### WORK TO COMPLETE
In the data below, find every line with the string "JSON" and pull it out.

### MATERIAL PROVIDED
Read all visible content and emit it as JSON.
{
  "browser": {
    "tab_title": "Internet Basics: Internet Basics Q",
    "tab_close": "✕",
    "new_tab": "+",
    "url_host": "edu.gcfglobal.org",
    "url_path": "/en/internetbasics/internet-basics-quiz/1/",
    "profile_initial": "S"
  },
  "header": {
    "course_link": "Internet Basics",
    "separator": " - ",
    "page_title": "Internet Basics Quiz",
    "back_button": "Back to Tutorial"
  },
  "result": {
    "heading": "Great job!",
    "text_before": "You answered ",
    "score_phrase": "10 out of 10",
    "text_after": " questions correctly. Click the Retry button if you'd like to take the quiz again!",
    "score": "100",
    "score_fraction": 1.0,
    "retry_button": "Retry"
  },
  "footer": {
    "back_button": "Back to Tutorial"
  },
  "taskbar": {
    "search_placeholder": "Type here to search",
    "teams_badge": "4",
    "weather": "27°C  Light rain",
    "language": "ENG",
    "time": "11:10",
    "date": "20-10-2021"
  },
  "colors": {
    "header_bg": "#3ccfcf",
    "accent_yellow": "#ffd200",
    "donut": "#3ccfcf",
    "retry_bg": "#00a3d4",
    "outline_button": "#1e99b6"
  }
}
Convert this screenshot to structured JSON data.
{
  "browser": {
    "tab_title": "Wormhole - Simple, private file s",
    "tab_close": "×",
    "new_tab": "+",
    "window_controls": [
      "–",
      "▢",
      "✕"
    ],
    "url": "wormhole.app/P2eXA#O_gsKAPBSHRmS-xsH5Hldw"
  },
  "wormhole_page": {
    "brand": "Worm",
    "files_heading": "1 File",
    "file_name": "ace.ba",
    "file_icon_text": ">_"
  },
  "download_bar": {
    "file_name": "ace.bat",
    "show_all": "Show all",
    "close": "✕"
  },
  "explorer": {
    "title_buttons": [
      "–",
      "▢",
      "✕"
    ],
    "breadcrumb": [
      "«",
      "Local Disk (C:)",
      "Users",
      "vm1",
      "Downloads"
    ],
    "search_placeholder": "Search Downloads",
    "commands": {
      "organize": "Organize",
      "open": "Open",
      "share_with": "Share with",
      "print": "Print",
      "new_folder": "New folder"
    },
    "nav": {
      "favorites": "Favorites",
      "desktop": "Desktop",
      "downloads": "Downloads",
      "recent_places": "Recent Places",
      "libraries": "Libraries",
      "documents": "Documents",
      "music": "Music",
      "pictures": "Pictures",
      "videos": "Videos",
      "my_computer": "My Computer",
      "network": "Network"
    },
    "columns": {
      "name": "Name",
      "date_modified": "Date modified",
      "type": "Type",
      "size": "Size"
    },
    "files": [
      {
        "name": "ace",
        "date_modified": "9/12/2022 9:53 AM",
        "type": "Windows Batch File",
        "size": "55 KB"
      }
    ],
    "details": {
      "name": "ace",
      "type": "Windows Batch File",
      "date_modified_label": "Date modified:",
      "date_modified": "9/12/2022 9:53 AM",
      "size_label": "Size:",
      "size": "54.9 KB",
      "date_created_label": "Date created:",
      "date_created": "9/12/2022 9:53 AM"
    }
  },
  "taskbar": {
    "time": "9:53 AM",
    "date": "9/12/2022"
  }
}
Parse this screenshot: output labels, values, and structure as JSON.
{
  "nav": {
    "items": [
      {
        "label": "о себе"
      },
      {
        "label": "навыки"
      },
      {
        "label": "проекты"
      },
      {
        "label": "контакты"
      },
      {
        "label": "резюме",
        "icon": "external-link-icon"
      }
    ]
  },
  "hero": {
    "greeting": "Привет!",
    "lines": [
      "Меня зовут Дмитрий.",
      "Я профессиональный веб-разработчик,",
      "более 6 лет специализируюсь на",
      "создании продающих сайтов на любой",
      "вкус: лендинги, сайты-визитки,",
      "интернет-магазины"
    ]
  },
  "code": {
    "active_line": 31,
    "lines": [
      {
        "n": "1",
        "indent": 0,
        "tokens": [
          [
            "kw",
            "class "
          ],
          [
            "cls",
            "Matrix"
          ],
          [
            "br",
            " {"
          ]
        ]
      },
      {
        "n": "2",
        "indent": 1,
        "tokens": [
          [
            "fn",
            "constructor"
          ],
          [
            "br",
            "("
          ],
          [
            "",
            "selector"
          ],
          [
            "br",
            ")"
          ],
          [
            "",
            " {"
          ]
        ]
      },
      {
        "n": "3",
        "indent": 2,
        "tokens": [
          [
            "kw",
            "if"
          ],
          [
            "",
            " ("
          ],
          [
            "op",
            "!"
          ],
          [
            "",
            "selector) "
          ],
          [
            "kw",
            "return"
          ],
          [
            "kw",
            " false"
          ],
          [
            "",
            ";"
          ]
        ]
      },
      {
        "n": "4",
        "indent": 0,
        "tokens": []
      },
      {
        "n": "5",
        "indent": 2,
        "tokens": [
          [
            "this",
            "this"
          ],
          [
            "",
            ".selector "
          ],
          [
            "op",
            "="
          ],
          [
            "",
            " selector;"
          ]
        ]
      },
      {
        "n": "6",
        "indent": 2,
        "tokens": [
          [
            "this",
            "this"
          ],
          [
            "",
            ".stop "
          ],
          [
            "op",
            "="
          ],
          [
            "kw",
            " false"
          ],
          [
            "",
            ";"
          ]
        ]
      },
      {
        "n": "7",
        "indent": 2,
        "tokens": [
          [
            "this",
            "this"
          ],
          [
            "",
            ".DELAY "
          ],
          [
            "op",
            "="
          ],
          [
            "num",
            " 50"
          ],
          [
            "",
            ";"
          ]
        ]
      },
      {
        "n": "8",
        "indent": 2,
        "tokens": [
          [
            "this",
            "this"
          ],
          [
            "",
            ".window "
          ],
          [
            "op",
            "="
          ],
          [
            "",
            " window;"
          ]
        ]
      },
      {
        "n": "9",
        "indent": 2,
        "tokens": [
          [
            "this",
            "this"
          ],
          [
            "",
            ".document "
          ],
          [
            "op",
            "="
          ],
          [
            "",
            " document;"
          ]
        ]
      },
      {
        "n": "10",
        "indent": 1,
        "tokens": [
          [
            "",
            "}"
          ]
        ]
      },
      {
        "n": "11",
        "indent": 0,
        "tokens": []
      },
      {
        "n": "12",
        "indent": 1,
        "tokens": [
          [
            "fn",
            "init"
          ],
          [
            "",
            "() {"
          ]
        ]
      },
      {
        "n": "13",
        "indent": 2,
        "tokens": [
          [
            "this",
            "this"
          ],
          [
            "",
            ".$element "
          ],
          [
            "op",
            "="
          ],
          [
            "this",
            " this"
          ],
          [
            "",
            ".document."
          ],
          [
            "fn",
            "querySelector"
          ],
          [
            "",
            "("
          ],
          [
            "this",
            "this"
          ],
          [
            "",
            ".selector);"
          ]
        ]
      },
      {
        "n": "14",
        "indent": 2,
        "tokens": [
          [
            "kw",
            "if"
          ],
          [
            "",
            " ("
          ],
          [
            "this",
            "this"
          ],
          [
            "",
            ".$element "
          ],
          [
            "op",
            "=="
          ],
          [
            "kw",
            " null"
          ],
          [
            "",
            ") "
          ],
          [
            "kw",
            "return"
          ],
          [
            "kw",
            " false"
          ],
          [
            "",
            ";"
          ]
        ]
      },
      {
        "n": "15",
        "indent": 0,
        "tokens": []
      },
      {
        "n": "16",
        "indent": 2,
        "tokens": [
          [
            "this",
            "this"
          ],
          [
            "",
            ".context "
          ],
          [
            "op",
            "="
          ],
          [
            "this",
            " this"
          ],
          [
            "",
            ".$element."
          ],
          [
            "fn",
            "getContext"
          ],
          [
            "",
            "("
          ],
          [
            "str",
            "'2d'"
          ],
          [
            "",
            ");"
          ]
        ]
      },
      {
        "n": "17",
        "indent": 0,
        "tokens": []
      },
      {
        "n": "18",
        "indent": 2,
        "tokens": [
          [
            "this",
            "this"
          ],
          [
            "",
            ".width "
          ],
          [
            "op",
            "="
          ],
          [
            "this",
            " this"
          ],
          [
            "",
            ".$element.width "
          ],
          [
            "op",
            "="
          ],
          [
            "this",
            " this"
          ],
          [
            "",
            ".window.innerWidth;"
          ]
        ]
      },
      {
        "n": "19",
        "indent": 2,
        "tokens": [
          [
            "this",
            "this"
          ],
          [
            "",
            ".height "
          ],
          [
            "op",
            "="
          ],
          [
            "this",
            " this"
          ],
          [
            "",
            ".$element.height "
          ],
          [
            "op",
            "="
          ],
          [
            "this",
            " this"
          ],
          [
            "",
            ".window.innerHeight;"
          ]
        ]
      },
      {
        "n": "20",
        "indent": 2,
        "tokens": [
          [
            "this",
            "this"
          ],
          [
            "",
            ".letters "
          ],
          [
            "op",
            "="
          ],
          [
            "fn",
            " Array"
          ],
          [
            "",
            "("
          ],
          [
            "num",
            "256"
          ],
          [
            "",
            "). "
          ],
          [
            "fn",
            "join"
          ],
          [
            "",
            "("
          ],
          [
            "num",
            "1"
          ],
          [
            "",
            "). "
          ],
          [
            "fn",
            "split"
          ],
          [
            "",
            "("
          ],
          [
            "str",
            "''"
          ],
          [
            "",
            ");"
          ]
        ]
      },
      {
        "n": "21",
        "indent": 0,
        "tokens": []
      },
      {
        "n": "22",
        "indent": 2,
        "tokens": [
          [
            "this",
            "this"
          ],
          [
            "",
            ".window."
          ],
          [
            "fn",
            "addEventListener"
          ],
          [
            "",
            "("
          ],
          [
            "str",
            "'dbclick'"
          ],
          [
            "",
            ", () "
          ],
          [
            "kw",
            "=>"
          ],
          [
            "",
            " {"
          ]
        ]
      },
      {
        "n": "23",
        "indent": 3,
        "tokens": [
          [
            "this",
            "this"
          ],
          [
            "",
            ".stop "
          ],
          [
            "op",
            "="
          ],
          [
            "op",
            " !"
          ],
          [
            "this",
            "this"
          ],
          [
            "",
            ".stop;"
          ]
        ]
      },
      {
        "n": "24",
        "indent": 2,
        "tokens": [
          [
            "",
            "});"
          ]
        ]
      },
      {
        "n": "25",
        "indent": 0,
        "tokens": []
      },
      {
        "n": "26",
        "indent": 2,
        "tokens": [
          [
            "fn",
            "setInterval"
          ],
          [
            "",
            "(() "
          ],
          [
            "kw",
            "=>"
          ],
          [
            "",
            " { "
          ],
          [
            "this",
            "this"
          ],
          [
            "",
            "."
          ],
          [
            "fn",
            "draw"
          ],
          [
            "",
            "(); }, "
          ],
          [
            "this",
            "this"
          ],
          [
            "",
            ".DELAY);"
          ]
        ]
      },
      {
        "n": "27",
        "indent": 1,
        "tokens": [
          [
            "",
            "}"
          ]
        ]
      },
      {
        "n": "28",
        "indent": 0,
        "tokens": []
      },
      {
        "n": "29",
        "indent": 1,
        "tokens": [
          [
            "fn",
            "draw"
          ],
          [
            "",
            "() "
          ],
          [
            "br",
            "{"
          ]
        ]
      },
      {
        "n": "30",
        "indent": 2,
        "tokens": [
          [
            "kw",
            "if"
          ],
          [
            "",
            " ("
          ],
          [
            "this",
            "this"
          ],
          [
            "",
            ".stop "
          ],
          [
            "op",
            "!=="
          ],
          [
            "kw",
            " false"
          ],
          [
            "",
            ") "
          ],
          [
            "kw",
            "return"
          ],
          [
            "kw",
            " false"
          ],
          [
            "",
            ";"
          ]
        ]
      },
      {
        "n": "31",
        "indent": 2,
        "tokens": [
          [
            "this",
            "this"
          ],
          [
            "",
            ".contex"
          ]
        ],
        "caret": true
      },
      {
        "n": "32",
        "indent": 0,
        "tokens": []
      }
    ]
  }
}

### WRITTEN RESPONSE
Read all visible content and emit it as JSON.
Convert this screenshot to structured JSON data.
Parse this screenshot: output labels, values, and structure as JSON.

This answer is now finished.